::: PASSAGE SHOWN
Star dust and drug busts: What's new about this NCB-fuelled action on substance abuse in Bollywood?

Party drugs are not uncommon in Bollywood, nor are high profile arrests. What is new is a desire to ensure a more egalitarian and nationalistic film industry that sells a fresh narrative to the world.
Aryan Khan with father Shah Rukh Khan
Aryan Khan with father Shah Rukh Khan

Her eyes are glazed. Her manner distracted. Her bank accounts are frozen. She is in therapy. Her father, a doctor, can’t find a job. One month in Mumbai’s Byculla Jail on charges of supplying drugs to Sushant Singh Rajput has reduced her to a shadow of her once-ebullient self.

That’s what prison can do to people. Actor Shah Rukh Khan’s son, Aryan, with time at Arthur Road Jail in Mumbai, has promised to make the Narcotics Control Bureau’s (NCB) Sameer Wankhede proud of him once he gets out. His script may play out differently from Rhea. Already director Ram Gopal Varma has predicted that he will become a super-duper star, though so far the young man has shown no interest in an acting career, and the talk so far has been of writing or directing.

Model Munmum Dhamecha and wannabe actor Arbaaz Merchantt were arrested with Aryan Khan. Stars and their entourages are often mirrored by their children who attract all sorts of glamour-seekers and fortune-hunters.
Model Munmum Dhamecha and wannabe actor Arbaaz Merchantt were arrested with Aryan Khan. Stars and their entourages are often mirrored by their children who attract all sorts of glamour-seekers and fortune-hunters.

But beyond the individual impact, Aryan’s arrest has forever blown the lid off Bollywood’s biggest open secret, the widespread use of party drugs. It is something IRS officer Wankhede has been tracking since last year when news broke of the late actor Rajput’s rumoured drug use during the investigation of his death. The Enforcement Directorate called in the NCB and they tracked celebrity WhatsApp chats to question several actors such as Deepika Padukone, Shraddha Kapoor, Sara Ali Khan, and Rakul Preet Singh, as well as many associates of Rajput.

Several others have been picked up in the ongoing investigation, including actor Armaan Kohli, comedienne Bharti Singh, and the brother of actor Arjun Rampal’s partner Gabriella Demetriades. Rampal, along with his model wife Mehr Jesia, was once a member of Shah Rukh and Gauri Khan’s exclusive party set. Several people have gone on record to speak of the party drugs in use in Bollywood, without naming names. Prime among them is actor Kangana Ranaut, who said on Twitter last year: “If NCB enters Bullywood many A listers will be behind bars if blood tests are conducted.

Many shocking revelations will happen.” She had also requested Ranveer Singh, Ranbir Kapoor, Ayan Mukerji and Vicky Kaushal to take blood tests to bust rumours that they are cocaine addicts. She also spoke in an interview of a co-star who was hospitalised because of a drug overdose. “At that time, his girlfriend, who was a foreigner, used to be there with him. Every night there used to be parties and drugs used to flow like water.” She has even quite helpfully explained the drug nexus: stars, hoteliers, and club owners who get them what is needed.
::::::
::: SOURCE MATERIAL
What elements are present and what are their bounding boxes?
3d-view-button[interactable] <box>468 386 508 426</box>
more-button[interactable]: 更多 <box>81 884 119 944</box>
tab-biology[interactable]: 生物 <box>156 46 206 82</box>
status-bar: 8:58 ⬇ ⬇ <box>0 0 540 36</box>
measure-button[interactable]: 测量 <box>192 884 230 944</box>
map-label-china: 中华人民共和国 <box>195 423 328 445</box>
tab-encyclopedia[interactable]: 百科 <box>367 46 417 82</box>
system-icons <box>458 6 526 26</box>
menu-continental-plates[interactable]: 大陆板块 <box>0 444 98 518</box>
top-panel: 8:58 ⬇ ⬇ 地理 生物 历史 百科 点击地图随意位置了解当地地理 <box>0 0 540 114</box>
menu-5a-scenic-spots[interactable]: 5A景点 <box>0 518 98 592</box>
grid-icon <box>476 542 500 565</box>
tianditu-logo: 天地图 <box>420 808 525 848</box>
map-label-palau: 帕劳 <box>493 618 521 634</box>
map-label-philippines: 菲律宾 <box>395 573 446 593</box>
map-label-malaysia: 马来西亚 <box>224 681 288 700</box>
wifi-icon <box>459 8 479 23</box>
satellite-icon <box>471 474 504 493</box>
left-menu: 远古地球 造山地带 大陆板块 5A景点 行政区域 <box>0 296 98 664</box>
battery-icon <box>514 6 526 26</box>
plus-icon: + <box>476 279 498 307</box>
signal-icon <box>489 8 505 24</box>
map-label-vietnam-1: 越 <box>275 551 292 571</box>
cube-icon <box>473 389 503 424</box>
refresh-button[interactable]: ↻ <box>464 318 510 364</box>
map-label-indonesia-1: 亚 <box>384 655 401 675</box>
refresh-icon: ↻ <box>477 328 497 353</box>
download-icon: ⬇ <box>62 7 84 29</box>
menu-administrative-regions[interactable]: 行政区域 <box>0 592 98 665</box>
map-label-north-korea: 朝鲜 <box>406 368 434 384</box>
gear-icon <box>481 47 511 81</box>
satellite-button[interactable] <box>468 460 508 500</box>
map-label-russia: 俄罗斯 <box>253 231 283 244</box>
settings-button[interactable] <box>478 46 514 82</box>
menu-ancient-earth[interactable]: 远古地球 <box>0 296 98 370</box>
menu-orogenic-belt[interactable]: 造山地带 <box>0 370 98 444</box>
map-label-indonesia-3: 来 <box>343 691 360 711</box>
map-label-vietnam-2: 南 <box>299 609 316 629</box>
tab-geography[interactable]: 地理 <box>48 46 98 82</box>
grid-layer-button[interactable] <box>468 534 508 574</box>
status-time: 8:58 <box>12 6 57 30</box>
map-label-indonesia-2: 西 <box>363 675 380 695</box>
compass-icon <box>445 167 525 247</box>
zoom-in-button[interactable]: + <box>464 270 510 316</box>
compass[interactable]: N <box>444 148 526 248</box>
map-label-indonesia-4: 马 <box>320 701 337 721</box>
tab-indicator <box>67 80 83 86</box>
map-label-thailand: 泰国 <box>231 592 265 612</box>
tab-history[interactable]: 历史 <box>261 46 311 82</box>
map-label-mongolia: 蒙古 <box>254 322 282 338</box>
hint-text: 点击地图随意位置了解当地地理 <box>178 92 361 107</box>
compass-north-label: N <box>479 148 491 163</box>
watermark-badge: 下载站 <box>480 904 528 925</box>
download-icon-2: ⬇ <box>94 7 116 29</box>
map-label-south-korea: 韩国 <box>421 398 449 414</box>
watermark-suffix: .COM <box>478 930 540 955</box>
::::::
_WORK TO COMPLETE_. According to the article on Bollywood drug busts, in which jail did Aryan Khan spend time?

_OUTPUT FOR THIS TASK_. Arthur Road Jail in Mumbai.